▶ **INSTRUCTIONS FOR THE TASK**: Extract the text of each entry below exactly, leaving every image behind.

▶ **EXERCISE DATA**:
* Begin *
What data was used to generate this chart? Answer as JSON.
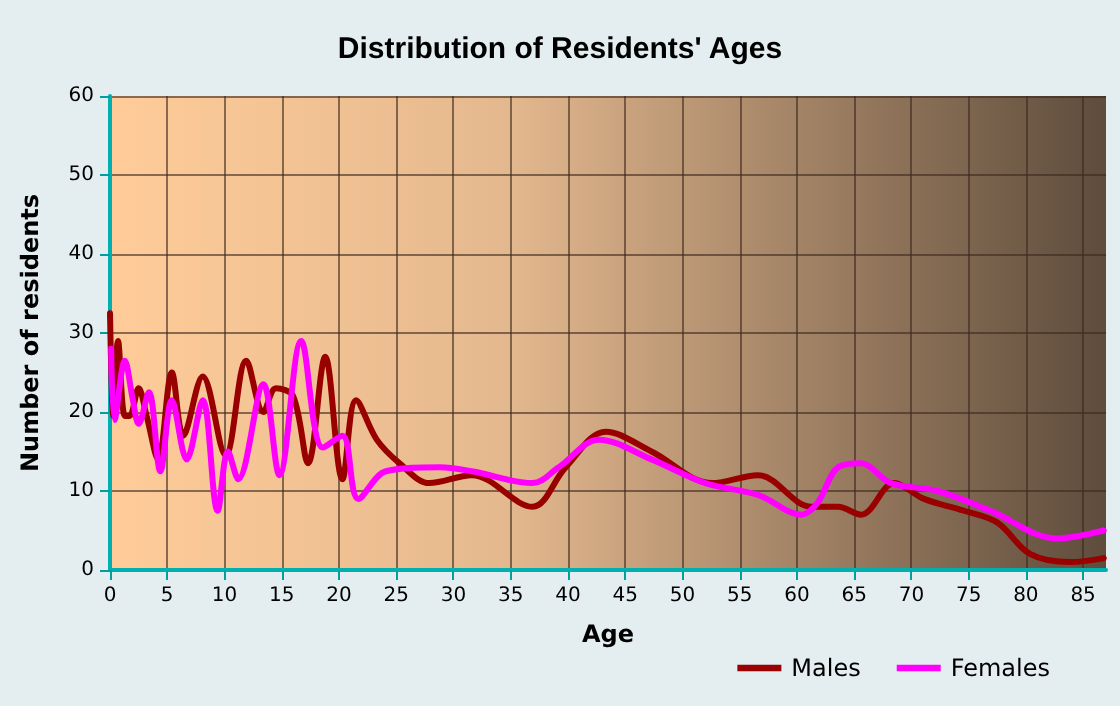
{
  "chart_data": {
    "type": "line",
    "title": "Distribution of Residents' Ages",
    "xlabel": "Age",
    "ylabel": "Number of residents",
    "xlim": [
      0,
      87
    ],
    "xticks": [
      0,
      5,
      10,
      15,
      20,
      25,
      30,
      35,
      40,
      45,
      50,
      55,
      60,
      65,
      70,
      75,
      80,
      85
    ],
    "ylim": [
      0,
      60
    ],
    "yticks": [
      0,
      10,
      20,
      30,
      40,
      50,
      60
    ],
    "grid": true,
    "legend": "bottom right",
    "marker": "none",
    "line_style": "solid",
    "series": [
      {
        "name": "Males",
        "color": "#990000",
        "x": [
          0,
          0.3,
          0.7,
          1.3,
          1.7,
          2.5,
          3.2,
          4.2,
          5.4,
          6.4,
          8.1,
          10.1,
          11.9,
          13.4,
          14.5,
          16,
          17.3,
          18.8,
          20.3,
          21.5,
          23.3,
          25.3,
          27.9,
          31.6,
          36.9,
          39.8,
          43.3,
          47.3,
          52.6,
          56.6,
          61.3,
          63.6,
          65.6,
          68.5,
          71.1,
          74.6,
          77.5,
          80.4,
          83.9,
          86.8
        ],
        "values": [
          32.5,
          19.5,
          29,
          19.5,
          19.5,
          23,
          19.5,
          14,
          25,
          17,
          24.5,
          14.5,
          26.5,
          20,
          23,
          22,
          13.5,
          27,
          11.5,
          21.5,
          16.5,
          13.5,
          11,
          12,
          8,
          13,
          17.5,
          15,
          11,
          12,
          8,
          8,
          7,
          11,
          9,
          7.5,
          6,
          2,
          1,
          1.5
        ]
      },
      {
        "name": "Females",
        "color": "#ff00ff",
        "x": [
          0.1,
          0.4,
          1.3,
          2,
          2.5,
          3.4,
          4.4,
          5.4,
          6.7,
          8.1,
          9.4,
          10.3,
          11.2,
          13.4,
          14.8,
          16.7,
          18.6,
          20.3,
          21.7,
          24.1,
          28.8,
          31.6,
          36.9,
          39.2,
          42.7,
          47.3,
          52,
          56.6,
          60.4,
          61.8,
          63.6,
          65.6,
          68.2,
          72.3,
          76.9,
          82.7,
          86.8
        ],
        "values": [
          28,
          19,
          26.5,
          21.5,
          18.5,
          22.5,
          12.5,
          21.5,
          14,
          21.5,
          7.5,
          15,
          11.5,
          23.5,
          12,
          29,
          15.5,
          17,
          9,
          12.5,
          13,
          12.5,
          11,
          13,
          16.5,
          14,
          11,
          9.5,
          7,
          8.5,
          13,
          13.5,
          11,
          10,
          7.5,
          4,
          5
        ]
      }
    ]
  }
}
* End *
▶ **FULL OUTPUT**:
What data was used to generate this chart? Answer as JSON.
{
  "chart_data": {
    "type": "line",
    "title": "Distribution of Residents' Ages",
    "xlabel": "Age",
    "ylabel": "Number of residents",
    "xlim": [
      0,
      87
    ],
    "xticks": [
      0,
      5,
      10,
      15,
      20,
      25,
      30,
      35,
      40,
      45,
      50,
      55,
      60,
      65,
      70,
      75,
      80,
      85
    ],
    "ylim": [
      0,
      60
    ],
    "yticks": [
      0,
      10,
      20,
      30,
      40,
      50,
      60
    ],
    "grid": true,
    "legend": "bottom right",
    "marker": "none",
    "line_style": "solid",
    "series": [
      {
        "name": "Males",
        "color": "#990000",
        "x": [
          0,
          0.3,
          0.7,
          1.3,
          1.7,
          2.5,
          3.2,
          4.2,
          5.4,
          6.4,
          8.1,
          10.1,
          11.9,
          13.4,
          14.5,
          16,
          17.3,
          18.8,
          20.3,
          21.5,
          23.3,
          25.3,
          27.9,
          31.6,
          36.9,
          39.8,
          43.3,
          47.3,
          52.6,
          56.6,
          61.3,
          63.6,
          65.6,
          68.5,
          71.1,
          74.6,
          77.5,
          80.4,
          83.9,
          86.8
        ],
        "values": [
          32.5,
          19.5,
          29,
          19.5,
          19.5,
          23,
          19.5,
          14,
          25,
          17,
          24.5,
          14.5,
          26.5,
          20,
          23,
          22,
          13.5,
          27,
          11.5,
          21.5,
          16.5,
          13.5,
          11,
          12,
          8,
          13,
          17.5,
          15,
          11,
          12,
          8,
          8,
          7,
          11,
          9,
          7.5,
          6,
          2,
          1,
          1.5
        ]
      },
      {
        "name": "Females",
        "color": "#ff00ff",
        "x": [
          0.1,
          0.4,
          1.3,
          2,
          2.5,
          3.4,
          4.4,
          5.4,
          6.7,
          8.1,
          9.4,
          10.3,
          11.2,
          13.4,
          14.8,
          16.7,
          18.6,
          20.3,
          21.7,
          24.1,
          28.8,
          31.6,
          36.9,
          39.2,
          42.7,
          47.3,
          52,
          56.6,
          60.4,
          61.8,
          63.6,
          65.6,
          68.2,
          72.3,
          76.9,
          82.7,
          86.8
        ],
        "values": [
          28,
          19,
          26.5,
          21.5,
          18.5,
          22.5,
          12.5,
          21.5,
          14,
          21.5,
          7.5,
          15,
          11.5,
          23.5,
          12,
          29,
          15.5,
          17,
          9,
          12.5,
          13,
          12.5,
          11,
          13,
          16.5,
          14,
          11,
          9.5,
          7,
          8.5,
          13,
          13.5,
          11,
          10,
          7.5,
          4,
          5
        ]
      }
    ]
  }
}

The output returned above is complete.